TASK INPUT →
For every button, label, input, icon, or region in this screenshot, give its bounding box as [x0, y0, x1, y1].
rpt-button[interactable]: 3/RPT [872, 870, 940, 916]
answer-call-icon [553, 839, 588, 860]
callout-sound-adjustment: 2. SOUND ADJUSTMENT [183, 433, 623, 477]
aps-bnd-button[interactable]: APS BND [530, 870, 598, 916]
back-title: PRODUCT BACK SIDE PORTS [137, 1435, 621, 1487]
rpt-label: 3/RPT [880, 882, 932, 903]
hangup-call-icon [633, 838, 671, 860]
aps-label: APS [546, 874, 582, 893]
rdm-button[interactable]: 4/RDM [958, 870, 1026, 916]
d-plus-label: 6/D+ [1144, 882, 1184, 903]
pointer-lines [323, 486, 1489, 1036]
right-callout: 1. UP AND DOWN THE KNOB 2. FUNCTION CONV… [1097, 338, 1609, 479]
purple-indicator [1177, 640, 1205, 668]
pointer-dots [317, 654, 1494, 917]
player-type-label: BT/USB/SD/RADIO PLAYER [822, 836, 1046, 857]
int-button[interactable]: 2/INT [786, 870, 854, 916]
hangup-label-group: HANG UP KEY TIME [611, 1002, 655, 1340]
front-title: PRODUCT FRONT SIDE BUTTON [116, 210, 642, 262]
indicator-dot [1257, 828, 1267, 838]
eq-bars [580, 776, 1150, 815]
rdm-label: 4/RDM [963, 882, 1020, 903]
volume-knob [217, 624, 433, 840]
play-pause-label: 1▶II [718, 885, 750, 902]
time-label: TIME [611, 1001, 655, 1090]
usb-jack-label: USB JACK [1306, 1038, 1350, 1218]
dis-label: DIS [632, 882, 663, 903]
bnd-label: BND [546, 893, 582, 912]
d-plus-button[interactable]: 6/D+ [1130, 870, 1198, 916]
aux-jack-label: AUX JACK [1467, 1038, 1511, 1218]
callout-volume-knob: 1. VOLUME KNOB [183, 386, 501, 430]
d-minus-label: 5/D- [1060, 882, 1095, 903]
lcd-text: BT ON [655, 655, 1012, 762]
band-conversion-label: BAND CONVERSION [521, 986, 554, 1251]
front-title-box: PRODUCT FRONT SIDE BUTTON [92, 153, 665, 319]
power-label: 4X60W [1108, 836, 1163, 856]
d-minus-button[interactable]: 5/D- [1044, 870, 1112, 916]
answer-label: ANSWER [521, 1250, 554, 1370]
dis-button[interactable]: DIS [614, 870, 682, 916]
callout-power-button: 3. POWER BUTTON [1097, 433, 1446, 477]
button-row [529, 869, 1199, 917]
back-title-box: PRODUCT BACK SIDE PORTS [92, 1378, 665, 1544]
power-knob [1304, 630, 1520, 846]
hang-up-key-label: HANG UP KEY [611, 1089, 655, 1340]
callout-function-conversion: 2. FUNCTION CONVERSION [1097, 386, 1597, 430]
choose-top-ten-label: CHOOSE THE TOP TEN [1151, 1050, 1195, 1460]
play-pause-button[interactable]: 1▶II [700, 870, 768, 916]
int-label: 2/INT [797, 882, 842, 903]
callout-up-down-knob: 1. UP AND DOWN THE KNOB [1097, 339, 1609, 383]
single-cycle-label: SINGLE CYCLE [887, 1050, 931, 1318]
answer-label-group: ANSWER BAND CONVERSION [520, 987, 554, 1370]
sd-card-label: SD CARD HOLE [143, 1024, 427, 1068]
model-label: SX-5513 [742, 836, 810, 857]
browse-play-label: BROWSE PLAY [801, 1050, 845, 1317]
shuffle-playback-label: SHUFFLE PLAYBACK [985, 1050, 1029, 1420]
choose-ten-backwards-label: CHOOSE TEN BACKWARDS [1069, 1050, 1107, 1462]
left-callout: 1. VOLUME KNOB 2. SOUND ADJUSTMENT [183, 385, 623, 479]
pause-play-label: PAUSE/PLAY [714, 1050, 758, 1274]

DIRECTIONS → Please echo all of the lines above, each one character for character.

FINAL RESULT →
For every button, label, input, icon, or region in this screenshot, give its bounding box as [x0, y0, x1, y1].
rpt-button[interactable]: 3/RPT [872, 870, 940, 916]
answer-call-icon [553, 839, 588, 860]
callout-sound-adjustment: 2. SOUND ADJUSTMENT [183, 433, 623, 477]
aps-bnd-button[interactable]: APS BND [530, 870, 598, 916]
back-title: PRODUCT BACK SIDE PORTS [137, 1435, 621, 1487]
rpt-label: 3/RPT [880, 882, 932, 903]
hangup-call-icon [633, 838, 671, 860]
aps-label: APS [546, 874, 582, 893]
rdm-button[interactable]: 4/RDM [958, 870, 1026, 916]
d-plus-label: 6/D+ [1144, 882, 1184, 903]
pointer-lines [323, 486, 1489, 1036]
right-callout: 1. UP AND DOWN THE KNOB 2. FUNCTION CONV… [1097, 338, 1609, 479]
purple-indicator [1177, 640, 1205, 668]
pointer-dots [317, 654, 1494, 917]
player-type-label: BT/USB/SD/RADIO PLAYER [822, 836, 1046, 857]
int-button[interactable]: 2/INT [786, 870, 854, 916]
hangup-label-group: HANG UP KEY TIME [611, 1002, 655, 1340]
front-title: PRODUCT FRONT SIDE BUTTON [116, 210, 642, 262]
indicator-dot [1257, 828, 1267, 838]
eq-bars [580, 776, 1150, 815]
rdm-label: 4/RDM [963, 882, 1020, 903]
volume-knob [217, 624, 433, 840]
play-pause-label: 1▶II [718, 885, 750, 902]
time-label: TIME [611, 1001, 655, 1090]
usb-jack-label: USB JACK [1306, 1038, 1350, 1218]
dis-label: DIS [632, 882, 663, 903]
bnd-label: BND [546, 893, 582, 912]
d-plus-button[interactable]: 6/D+ [1130, 870, 1198, 916]
aux-jack-label: AUX JACK [1467, 1038, 1511, 1218]
callout-volume-knob: 1. VOLUME KNOB [183, 386, 501, 430]
d-minus-label: 5/D- [1060, 882, 1095, 903]
lcd-text: BT ON [655, 655, 1012, 762]
band-conversion-label: BAND CONVERSION [521, 986, 554, 1251]
front-title-box: PRODUCT FRONT SIDE BUTTON [92, 153, 665, 319]
power-label: 4X60W [1108, 836, 1163, 856]
d-minus-button[interactable]: 5/D- [1044, 870, 1112, 916]
answer-label: ANSWER [521, 1250, 554, 1370]
dis-button[interactable]: DIS [614, 870, 682, 916]
callout-power-button: 3. POWER BUTTON [1097, 433, 1446, 477]
button-row [529, 869, 1199, 917]
back-title-box: PRODUCT BACK SIDE PORTS [92, 1378, 665, 1544]
power-knob [1304, 630, 1520, 846]
hang-up-key-label: HANG UP KEY [611, 1089, 655, 1340]
callout-function-conversion: 2. FUNCTION CONVERSION [1097, 386, 1597, 430]
choose-top-ten-label: CHOOSE THE TOP TEN [1151, 1050, 1195, 1460]
play-pause-button[interactable]: 1▶II [700, 870, 768, 916]
int-label: 2/INT [797, 882, 842, 903]
callout-up-down-knob: 1. UP AND DOWN THE KNOB [1097, 339, 1609, 383]
single-cycle-label: SINGLE CYCLE [887, 1050, 931, 1318]
answer-label-group: ANSWER BAND CONVERSION [520, 987, 554, 1370]
sd-card-label: SD CARD HOLE [143, 1024, 427, 1068]
model-label: SX-5513 [742, 836, 810, 857]
browse-play-label: BROWSE PLAY [801, 1050, 845, 1317]
shuffle-playback-label: SHUFFLE PLAYBACK [985, 1050, 1029, 1420]
choose-ten-backwards-label: CHOOSE TEN BACKWARDS [1069, 1050, 1107, 1462]
left-callout: 1. VOLUME KNOB 2. SOUND ADJUSTMENT [183, 385, 623, 479]
pause-play-label: PAUSE/PLAY [714, 1050, 758, 1274]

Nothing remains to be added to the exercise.